Requirements: Count the lines in the data below that contain the string "where" and reply with the number only.

Element position data:
⟨

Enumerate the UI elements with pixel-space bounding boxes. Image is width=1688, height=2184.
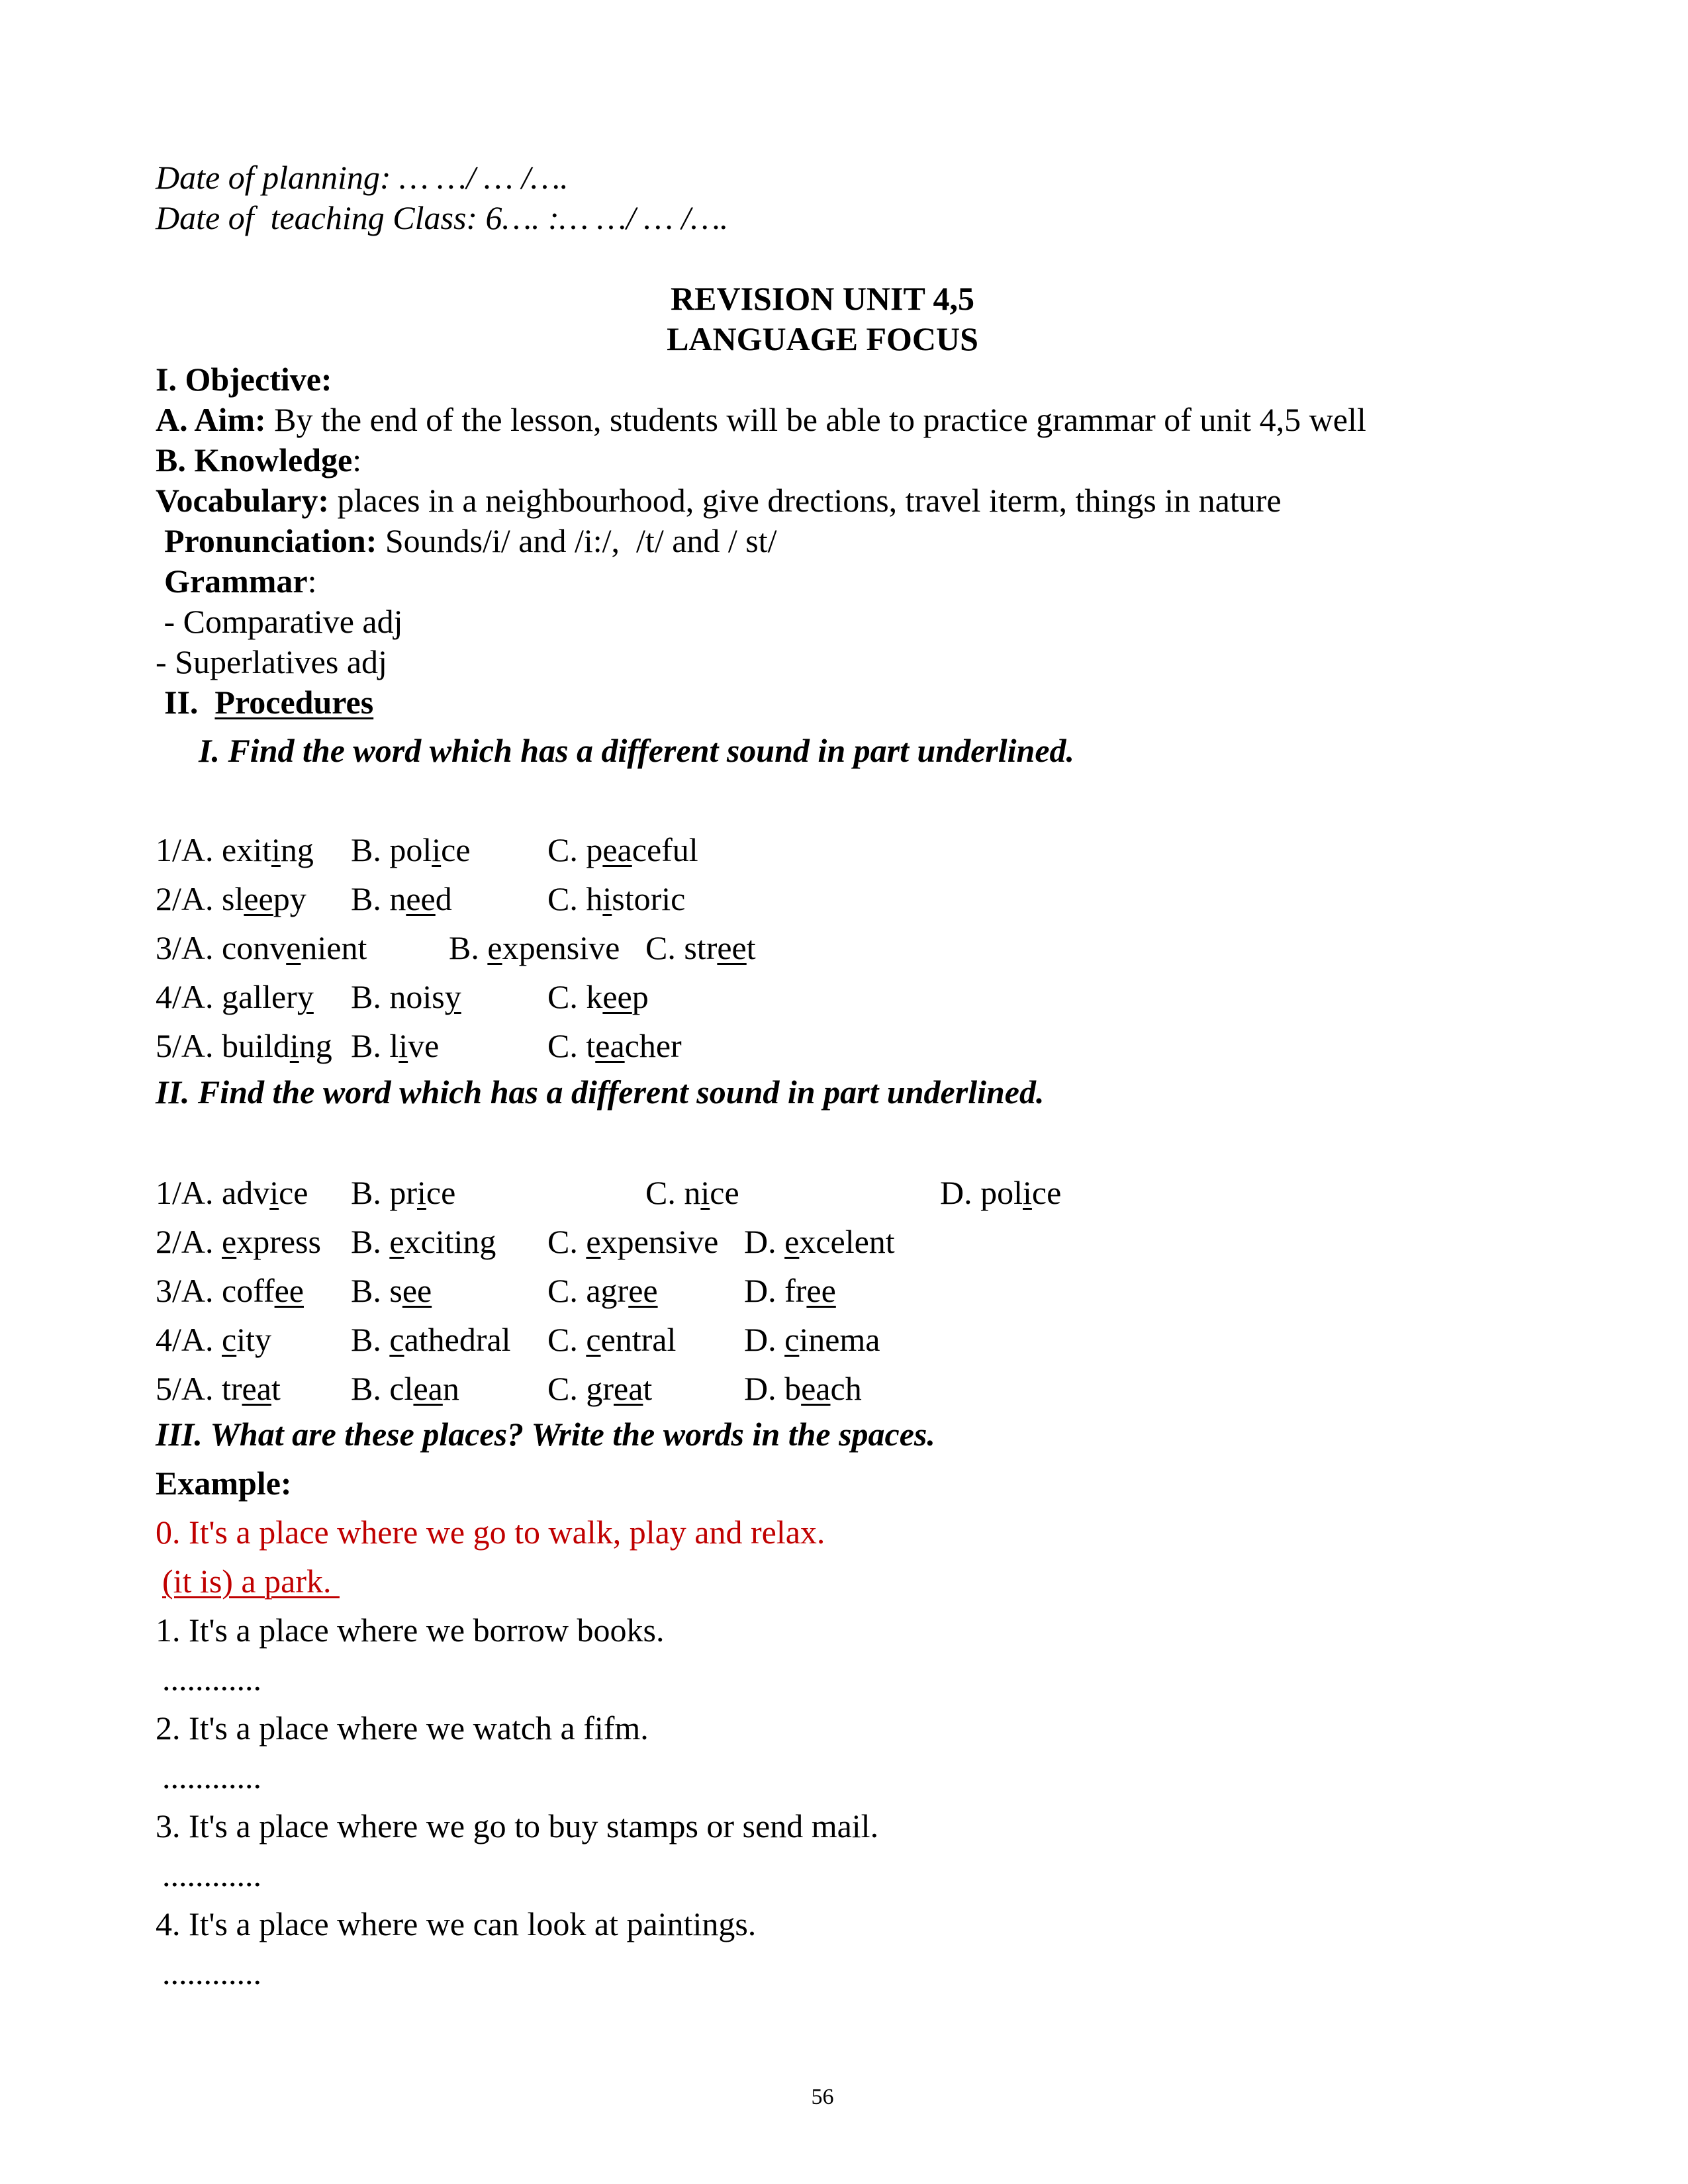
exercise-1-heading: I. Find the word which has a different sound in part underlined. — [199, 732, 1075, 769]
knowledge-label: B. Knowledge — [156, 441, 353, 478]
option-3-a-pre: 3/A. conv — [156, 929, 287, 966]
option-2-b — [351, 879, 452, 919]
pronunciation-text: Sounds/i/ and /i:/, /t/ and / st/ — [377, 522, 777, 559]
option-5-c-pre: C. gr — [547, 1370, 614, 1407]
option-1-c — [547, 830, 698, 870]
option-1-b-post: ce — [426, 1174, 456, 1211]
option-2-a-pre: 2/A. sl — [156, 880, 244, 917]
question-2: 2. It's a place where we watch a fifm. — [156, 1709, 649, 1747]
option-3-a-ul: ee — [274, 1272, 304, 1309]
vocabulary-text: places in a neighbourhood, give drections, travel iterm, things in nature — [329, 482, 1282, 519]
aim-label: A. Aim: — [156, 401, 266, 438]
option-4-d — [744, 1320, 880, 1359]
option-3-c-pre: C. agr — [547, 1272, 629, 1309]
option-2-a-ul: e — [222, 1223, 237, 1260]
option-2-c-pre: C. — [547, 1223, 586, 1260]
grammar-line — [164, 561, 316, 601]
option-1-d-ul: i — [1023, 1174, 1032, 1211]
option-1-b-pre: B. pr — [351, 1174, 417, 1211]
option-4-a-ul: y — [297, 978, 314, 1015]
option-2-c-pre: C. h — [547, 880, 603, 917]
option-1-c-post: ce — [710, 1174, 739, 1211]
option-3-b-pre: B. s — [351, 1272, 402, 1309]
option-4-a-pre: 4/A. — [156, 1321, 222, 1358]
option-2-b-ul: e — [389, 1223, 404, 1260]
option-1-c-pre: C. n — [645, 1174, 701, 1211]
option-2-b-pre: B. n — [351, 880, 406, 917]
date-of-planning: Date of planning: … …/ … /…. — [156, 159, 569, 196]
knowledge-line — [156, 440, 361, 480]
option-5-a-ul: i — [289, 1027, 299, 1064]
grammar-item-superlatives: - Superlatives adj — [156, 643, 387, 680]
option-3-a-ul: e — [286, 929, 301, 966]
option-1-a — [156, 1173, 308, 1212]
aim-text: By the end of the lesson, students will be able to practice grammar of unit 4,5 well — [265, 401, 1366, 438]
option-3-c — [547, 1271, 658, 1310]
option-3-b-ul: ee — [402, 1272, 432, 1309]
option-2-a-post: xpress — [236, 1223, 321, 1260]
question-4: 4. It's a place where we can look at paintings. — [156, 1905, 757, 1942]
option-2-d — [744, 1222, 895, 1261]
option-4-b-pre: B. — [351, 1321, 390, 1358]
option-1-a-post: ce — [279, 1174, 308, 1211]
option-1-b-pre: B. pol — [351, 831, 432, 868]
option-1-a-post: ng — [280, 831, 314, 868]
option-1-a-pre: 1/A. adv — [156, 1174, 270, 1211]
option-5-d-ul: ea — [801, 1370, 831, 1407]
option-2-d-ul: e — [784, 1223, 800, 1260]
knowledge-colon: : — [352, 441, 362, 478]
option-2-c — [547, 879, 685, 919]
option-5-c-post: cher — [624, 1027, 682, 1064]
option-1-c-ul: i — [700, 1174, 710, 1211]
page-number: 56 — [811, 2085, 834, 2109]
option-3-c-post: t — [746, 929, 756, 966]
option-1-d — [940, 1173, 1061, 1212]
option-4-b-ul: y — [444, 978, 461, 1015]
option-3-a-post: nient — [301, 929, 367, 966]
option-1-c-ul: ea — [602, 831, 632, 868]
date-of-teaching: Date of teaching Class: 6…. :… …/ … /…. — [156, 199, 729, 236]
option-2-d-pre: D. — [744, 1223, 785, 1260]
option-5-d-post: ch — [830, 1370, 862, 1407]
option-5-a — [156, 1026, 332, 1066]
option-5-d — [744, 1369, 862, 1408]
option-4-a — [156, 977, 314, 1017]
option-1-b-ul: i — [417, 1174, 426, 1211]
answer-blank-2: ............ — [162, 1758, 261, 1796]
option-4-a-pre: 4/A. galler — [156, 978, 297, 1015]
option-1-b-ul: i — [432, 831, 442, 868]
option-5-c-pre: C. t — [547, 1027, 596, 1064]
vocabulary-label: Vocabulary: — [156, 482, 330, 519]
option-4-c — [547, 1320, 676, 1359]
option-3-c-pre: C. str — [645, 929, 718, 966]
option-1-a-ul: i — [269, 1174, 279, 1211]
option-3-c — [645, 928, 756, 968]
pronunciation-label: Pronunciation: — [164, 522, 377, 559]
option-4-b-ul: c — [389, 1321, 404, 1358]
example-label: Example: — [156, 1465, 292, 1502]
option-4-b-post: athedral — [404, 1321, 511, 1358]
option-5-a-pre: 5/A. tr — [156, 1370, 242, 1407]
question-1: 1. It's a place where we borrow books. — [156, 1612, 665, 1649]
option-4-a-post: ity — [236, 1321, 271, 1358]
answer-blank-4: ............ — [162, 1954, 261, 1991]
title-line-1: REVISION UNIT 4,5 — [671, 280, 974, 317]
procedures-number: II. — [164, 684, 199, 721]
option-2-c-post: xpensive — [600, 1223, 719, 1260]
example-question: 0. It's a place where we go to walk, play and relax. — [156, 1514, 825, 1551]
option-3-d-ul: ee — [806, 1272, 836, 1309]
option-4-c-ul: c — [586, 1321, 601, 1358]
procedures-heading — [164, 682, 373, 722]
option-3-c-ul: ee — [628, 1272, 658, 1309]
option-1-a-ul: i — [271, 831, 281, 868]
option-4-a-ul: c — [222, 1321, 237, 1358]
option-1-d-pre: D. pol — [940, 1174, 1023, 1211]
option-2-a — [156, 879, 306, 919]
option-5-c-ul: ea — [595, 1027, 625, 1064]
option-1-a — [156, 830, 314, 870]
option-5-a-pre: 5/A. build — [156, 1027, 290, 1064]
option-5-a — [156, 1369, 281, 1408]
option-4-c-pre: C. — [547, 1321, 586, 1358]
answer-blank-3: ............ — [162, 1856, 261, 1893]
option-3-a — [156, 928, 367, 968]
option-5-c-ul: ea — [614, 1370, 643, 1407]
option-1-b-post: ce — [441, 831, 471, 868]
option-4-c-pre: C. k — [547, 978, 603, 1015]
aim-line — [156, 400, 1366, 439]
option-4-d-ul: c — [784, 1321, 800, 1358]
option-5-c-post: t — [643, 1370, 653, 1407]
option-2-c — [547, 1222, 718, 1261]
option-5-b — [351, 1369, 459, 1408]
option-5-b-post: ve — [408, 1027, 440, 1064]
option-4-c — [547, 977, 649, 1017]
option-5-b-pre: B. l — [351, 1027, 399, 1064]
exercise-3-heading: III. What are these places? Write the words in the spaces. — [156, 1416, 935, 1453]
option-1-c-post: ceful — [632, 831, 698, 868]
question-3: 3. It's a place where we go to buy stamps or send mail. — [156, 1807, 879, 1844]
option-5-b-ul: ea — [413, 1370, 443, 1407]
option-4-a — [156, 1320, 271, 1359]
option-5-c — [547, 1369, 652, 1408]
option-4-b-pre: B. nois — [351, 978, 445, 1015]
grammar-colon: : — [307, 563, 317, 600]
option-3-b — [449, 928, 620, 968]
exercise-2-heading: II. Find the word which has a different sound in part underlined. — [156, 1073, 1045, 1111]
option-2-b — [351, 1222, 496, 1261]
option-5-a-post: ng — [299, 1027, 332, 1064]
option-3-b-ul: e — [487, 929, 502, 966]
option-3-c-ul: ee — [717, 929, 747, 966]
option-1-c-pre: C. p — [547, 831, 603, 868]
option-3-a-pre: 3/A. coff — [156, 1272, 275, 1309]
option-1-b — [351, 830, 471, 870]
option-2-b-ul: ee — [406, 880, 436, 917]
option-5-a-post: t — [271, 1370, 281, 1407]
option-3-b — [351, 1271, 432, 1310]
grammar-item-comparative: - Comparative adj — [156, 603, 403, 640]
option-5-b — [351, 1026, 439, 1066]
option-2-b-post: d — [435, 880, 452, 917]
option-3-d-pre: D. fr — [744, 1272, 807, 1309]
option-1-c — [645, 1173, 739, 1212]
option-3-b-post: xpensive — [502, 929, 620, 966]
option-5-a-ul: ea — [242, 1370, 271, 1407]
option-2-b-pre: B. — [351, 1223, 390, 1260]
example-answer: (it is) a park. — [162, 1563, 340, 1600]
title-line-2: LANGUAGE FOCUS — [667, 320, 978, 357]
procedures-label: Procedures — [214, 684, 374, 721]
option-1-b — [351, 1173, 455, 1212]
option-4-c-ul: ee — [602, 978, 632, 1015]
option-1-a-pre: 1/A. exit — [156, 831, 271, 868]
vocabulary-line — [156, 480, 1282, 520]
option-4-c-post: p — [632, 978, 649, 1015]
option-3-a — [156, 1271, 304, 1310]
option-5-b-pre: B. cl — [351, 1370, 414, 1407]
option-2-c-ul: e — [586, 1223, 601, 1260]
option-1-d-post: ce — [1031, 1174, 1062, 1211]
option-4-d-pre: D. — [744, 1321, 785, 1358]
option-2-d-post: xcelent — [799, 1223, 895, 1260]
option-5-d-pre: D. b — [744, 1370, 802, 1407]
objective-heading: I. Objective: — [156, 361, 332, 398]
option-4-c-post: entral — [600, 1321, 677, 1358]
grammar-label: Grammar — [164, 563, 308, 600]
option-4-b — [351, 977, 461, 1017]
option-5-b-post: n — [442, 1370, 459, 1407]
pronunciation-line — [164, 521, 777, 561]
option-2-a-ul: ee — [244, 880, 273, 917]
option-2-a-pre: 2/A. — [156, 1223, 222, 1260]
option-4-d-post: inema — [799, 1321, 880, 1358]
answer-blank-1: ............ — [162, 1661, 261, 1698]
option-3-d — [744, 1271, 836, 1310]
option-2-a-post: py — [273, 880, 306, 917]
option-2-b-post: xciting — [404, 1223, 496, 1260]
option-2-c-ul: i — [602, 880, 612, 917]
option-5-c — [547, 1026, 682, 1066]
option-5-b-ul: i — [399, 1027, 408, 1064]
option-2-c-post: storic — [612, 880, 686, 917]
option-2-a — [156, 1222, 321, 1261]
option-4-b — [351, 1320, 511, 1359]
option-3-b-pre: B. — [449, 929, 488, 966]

⟩
⟨

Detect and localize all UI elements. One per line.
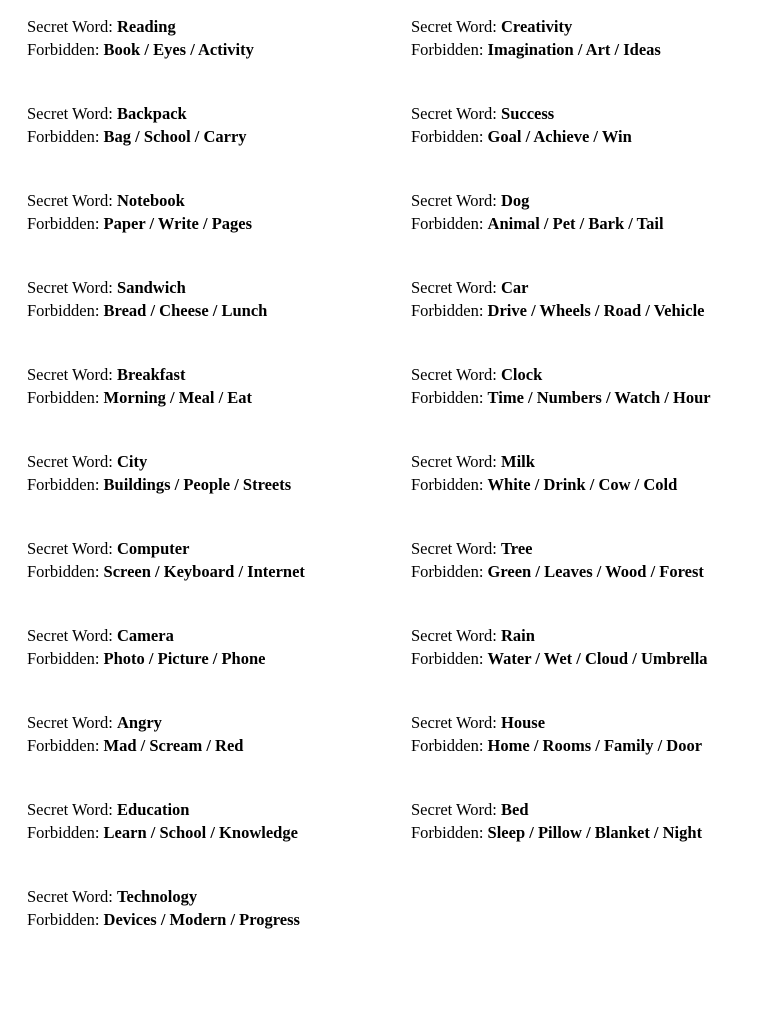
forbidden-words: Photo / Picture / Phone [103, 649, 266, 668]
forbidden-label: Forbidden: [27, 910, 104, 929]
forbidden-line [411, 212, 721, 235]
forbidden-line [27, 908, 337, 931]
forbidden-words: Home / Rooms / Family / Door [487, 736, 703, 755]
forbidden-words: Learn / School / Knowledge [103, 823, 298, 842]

⟩

Response to the exercise: 5